[START Entries]

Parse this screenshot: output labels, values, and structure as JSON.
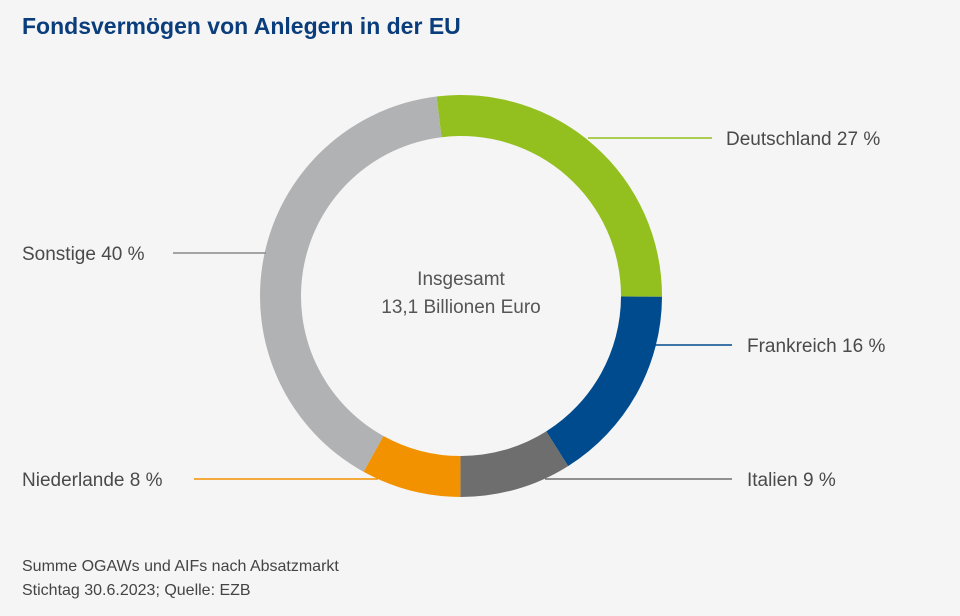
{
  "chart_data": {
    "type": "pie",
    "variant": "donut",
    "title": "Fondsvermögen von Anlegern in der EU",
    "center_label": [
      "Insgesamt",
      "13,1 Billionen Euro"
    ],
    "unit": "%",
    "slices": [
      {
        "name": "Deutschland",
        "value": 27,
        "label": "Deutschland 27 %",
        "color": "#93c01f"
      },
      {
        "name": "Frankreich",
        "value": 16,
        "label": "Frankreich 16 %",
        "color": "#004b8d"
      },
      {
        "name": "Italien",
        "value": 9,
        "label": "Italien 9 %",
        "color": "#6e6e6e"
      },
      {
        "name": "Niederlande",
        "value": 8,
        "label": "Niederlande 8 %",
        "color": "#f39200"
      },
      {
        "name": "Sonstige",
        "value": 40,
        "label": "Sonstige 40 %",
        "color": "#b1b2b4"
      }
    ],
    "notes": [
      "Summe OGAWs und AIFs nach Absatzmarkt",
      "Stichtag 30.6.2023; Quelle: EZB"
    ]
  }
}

[END Entries]
[START Entries]

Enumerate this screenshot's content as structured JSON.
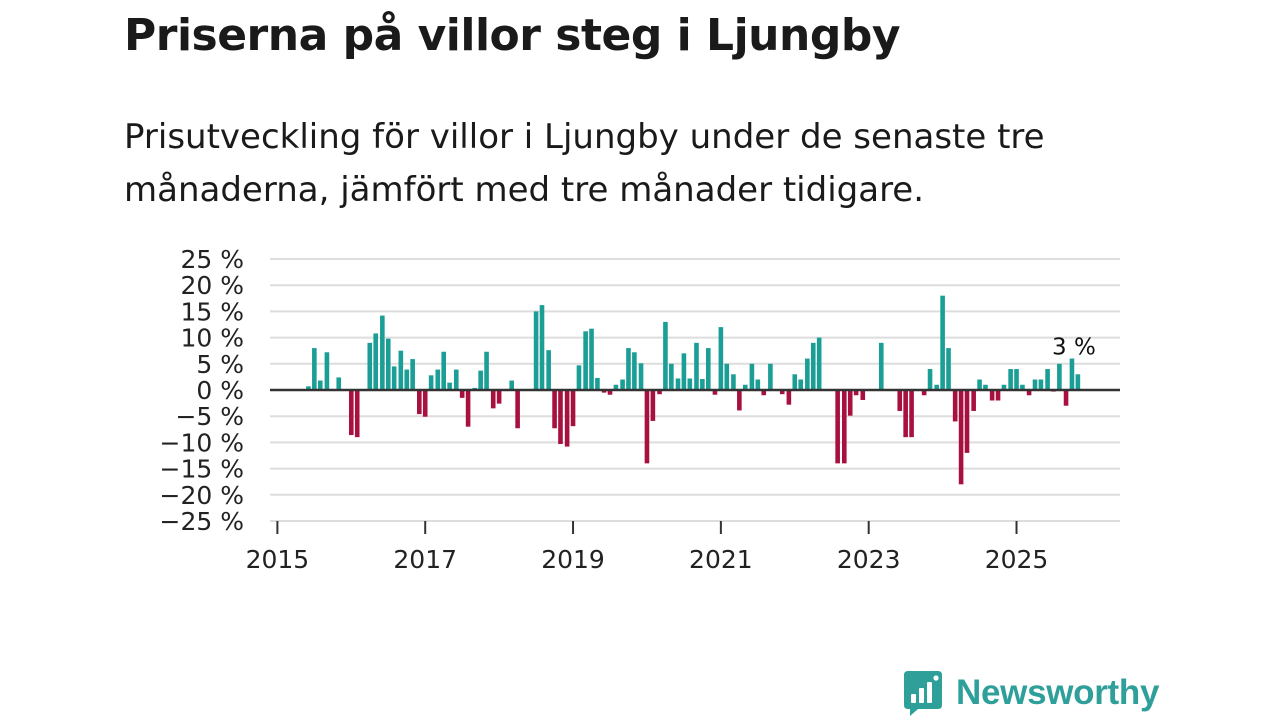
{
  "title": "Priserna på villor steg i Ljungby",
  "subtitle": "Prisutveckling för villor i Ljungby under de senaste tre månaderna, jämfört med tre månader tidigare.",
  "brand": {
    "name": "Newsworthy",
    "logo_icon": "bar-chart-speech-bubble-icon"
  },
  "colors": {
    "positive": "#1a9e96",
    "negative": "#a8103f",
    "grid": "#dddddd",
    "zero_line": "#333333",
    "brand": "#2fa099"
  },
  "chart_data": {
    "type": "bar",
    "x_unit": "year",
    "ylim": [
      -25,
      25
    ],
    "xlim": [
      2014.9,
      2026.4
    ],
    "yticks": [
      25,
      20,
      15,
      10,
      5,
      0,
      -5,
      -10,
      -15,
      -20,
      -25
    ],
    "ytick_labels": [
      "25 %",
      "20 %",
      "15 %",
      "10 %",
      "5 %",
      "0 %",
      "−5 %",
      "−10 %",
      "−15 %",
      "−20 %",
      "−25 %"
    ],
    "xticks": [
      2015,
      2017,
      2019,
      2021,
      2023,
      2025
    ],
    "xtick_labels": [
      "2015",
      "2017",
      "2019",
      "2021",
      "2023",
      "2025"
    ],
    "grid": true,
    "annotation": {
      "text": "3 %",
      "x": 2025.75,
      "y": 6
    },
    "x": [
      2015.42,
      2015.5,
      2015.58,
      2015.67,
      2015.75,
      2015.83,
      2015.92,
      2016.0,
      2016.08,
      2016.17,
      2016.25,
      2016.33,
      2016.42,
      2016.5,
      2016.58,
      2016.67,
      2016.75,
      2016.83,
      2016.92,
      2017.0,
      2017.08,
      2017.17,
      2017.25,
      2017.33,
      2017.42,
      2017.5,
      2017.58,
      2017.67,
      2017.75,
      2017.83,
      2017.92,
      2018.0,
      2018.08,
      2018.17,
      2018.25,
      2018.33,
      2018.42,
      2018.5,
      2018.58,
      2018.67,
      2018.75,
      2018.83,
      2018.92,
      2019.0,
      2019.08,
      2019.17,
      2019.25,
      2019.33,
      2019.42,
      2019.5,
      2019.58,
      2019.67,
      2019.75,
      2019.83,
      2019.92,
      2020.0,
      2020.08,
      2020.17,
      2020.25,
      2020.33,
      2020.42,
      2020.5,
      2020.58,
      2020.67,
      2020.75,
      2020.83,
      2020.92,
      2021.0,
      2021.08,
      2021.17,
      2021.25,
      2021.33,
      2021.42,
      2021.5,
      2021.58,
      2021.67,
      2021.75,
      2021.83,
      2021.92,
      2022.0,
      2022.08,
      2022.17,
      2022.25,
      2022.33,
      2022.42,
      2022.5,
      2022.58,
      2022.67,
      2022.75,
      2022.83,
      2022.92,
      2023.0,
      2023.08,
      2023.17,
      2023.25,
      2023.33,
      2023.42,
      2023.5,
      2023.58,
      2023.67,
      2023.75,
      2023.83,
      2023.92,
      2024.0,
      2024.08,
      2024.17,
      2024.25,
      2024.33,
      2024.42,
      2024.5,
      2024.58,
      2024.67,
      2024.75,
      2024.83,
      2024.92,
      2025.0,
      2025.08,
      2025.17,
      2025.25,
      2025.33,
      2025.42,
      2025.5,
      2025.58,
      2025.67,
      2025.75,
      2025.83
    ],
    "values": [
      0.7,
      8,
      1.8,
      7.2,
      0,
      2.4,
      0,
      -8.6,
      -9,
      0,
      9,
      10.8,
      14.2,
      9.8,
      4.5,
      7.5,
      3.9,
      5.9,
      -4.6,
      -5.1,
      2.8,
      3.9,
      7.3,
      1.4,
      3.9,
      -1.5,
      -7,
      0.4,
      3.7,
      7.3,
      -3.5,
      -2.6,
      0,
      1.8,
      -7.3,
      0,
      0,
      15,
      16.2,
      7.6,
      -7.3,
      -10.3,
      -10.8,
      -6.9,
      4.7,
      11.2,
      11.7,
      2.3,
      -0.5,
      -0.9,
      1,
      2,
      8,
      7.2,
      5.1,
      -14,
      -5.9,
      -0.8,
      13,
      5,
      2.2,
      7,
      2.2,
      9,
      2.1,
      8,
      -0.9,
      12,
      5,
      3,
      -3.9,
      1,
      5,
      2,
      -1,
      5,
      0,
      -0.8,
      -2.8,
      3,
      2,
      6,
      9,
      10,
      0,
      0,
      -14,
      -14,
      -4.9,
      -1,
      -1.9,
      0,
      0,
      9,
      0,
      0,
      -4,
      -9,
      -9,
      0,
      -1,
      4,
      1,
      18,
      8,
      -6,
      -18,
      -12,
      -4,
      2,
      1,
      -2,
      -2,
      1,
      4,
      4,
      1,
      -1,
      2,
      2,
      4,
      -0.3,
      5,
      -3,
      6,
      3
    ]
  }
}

[END Entries]

• [Problem to solve]:
From the listing above, copy all lines holding the word "JSON".

• [Written response]:
Parse this screenshot: output labels, values, and structure as JSON.
Enumerate this screenshot's content as structured JSON.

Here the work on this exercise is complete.